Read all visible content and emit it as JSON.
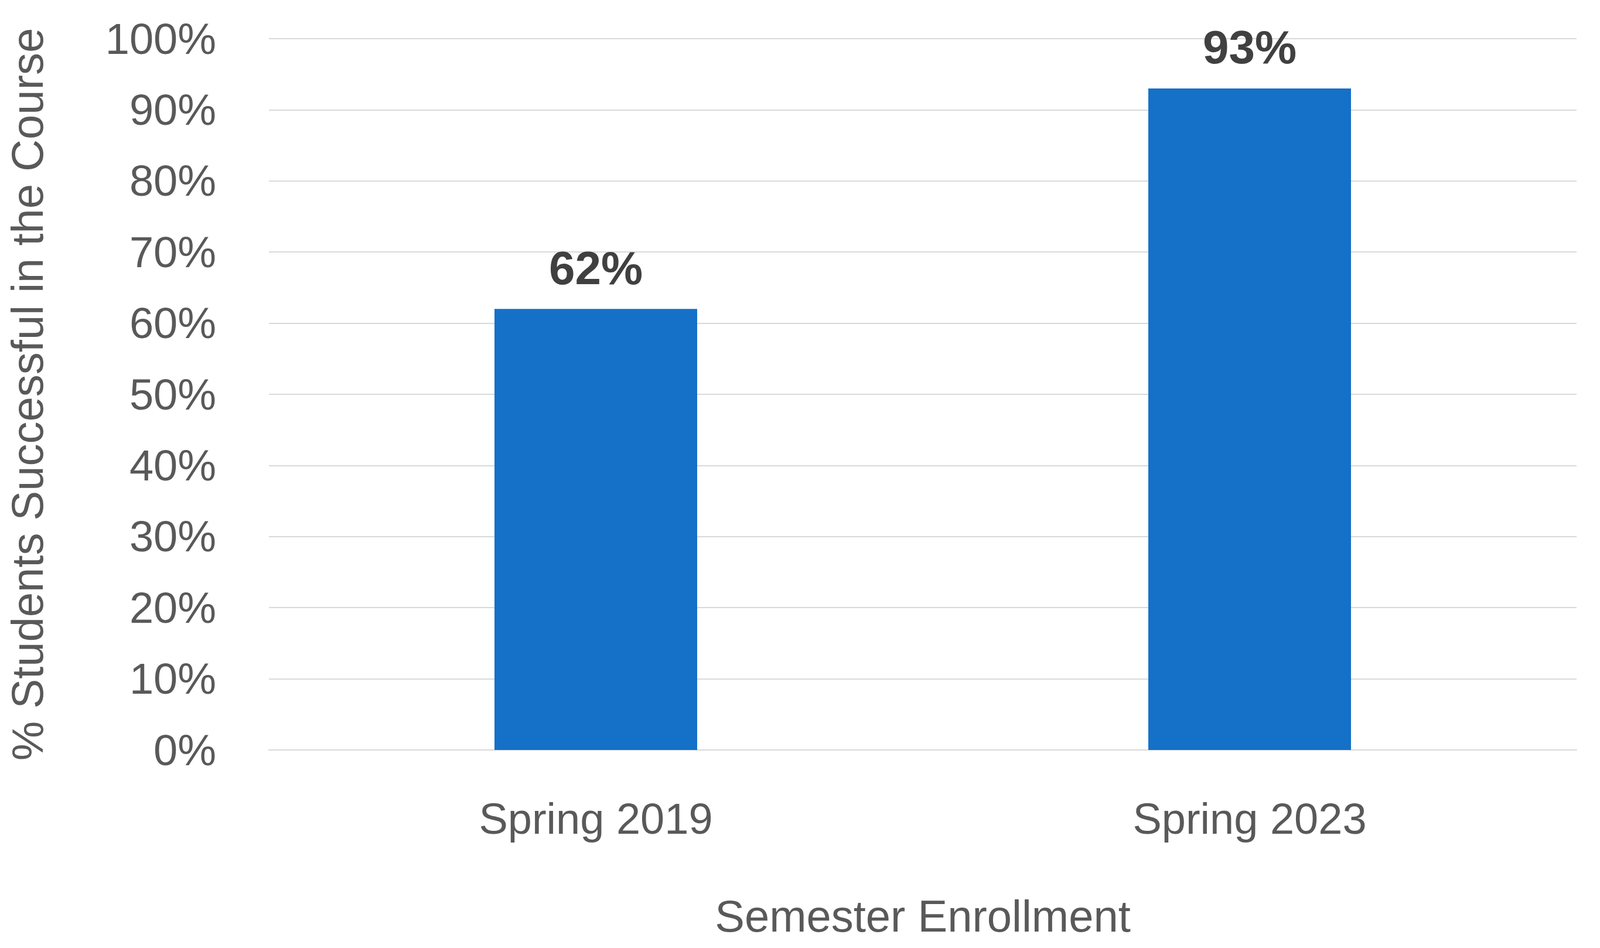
{
  "chart_data": {
    "type": "bar",
    "x_label": "Semester Enrollment",
    "y_label": "% Students Successful in the Course",
    "categories": [
      "Spring 2019",
      "Spring 2023"
    ],
    "values": [
      62,
      93
    ],
    "value_labels": [
      "62%",
      "93%"
    ],
    "data_labels": true,
    "color": "#1570c8",
    "ylim": [
      0,
      100
    ],
    "yticks": [
      {
        "value": 0,
        "label": "0%"
      },
      {
        "value": 10,
        "label": "10%"
      },
      {
        "value": 20,
        "label": "20%"
      },
      {
        "value": 30,
        "label": "30%"
      },
      {
        "value": 40,
        "label": "40%"
      },
      {
        "value": 50,
        "label": "50%"
      },
      {
        "value": 60,
        "label": "60%"
      },
      {
        "value": 70,
        "label": "70%"
      },
      {
        "value": 80,
        "label": "80%"
      },
      {
        "value": 90,
        "label": "90%"
      },
      {
        "value": 100,
        "label": "100%"
      }
    ],
    "grid": true
  }
}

· · · ·

Job: Without the pictures, extract every entry verbatim.

Answer for the task:
Read all visible content and emit it as JSON.
{
  "chart_data": {
    "type": "bar",
    "x_label": "Semester Enrollment",
    "y_label": "% Students Successful in the Course",
    "categories": [
      "Spring 2019",
      "Spring 2023"
    ],
    "values": [
      62,
      93
    ],
    "value_labels": [
      "62%",
      "93%"
    ],
    "data_labels": true,
    "color": "#1570c8",
    "ylim": [
      0,
      100
    ],
    "yticks": [
      {
        "value": 0,
        "label": "0%"
      },
      {
        "value": 10,
        "label": "10%"
      },
      {
        "value": 20,
        "label": "20%"
      },
      {
        "value": 30,
        "label": "30%"
      },
      {
        "value": 40,
        "label": "40%"
      },
      {
        "value": 50,
        "label": "50%"
      },
      {
        "value": 60,
        "label": "60%"
      },
      {
        "value": 70,
        "label": "70%"
      },
      {
        "value": 80,
        "label": "80%"
      },
      {
        "value": 90,
        "label": "90%"
      },
      {
        "value": 100,
        "label": "100%"
      }
    ],
    "grid": true
  }
}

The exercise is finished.